GIVEN TASK: Below is a block of records. Copy every line in it that contains the word "Компрессионная".

(Extracted data entries)
------------------------------------------------------------

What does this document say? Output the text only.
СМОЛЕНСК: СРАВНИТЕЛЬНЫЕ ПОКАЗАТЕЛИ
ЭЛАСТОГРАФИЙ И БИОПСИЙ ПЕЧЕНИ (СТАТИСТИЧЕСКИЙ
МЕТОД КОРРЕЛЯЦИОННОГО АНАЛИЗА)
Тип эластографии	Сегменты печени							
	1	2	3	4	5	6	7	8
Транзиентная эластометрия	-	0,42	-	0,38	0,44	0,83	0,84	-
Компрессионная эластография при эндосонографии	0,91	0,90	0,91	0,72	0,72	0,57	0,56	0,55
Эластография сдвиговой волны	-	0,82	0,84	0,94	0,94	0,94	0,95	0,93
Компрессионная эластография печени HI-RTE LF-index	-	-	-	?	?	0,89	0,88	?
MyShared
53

------------------------------------------------------------

COMPLETED TASK:
Компрессионная эластография при эндосонографии	0,91	0,90	0,91	0,72	0,72	0,57	0,56	0,55
Компрессионная эластография печени HI-RTE LF-index	-	-	-	?	?	0,89	0,88	?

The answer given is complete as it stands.